-- Start RAW DATA --

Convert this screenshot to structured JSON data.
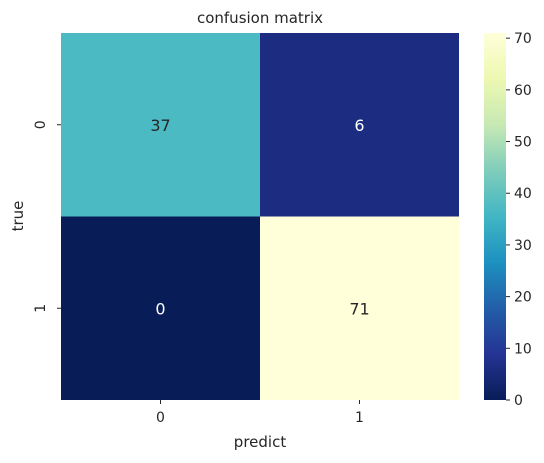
{
  "chart_data": {
    "type": "heatmap",
    "title": "confusion matrix",
    "xlabel": "predict",
    "ylabel": "true",
    "x_categories": [
      "0",
      "1"
    ],
    "y_categories": [
      "0",
      "1"
    ],
    "matrix": [
      [
        37,
        6
      ],
      [
        0,
        71
      ]
    ],
    "colormap": "YlGnBu",
    "colorbar": {
      "range": [
        0,
        71
      ],
      "ticks": [
        "0",
        "10",
        "20",
        "30",
        "40",
        "50",
        "60",
        "70"
      ]
    }
  }
}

-- End RAW DATA --

PROBLEM DETAILS:
Return the entries unchanged, save for the pictures, which do not belong in the copy.

THE REPLY:
Convert this screenshot to structured JSON data.
{
  "chart_data": {
    "type": "heatmap",
    "title": "confusion matrix",
    "xlabel": "predict",
    "ylabel": "true",
    "x_categories": [
      "0",
      "1"
    ],
    "y_categories": [
      "0",
      "1"
    ],
    "matrix": [
      [
        37,
        6
      ],
      [
        0,
        71
      ]
    ],
    "colormap": "YlGnBu",
    "colorbar": {
      "range": [
        0,
        71
      ],
      "ticks": [
        "0",
        "10",
        "20",
        "30",
        "40",
        "50",
        "60",
        "70"
      ]
    }
  }
}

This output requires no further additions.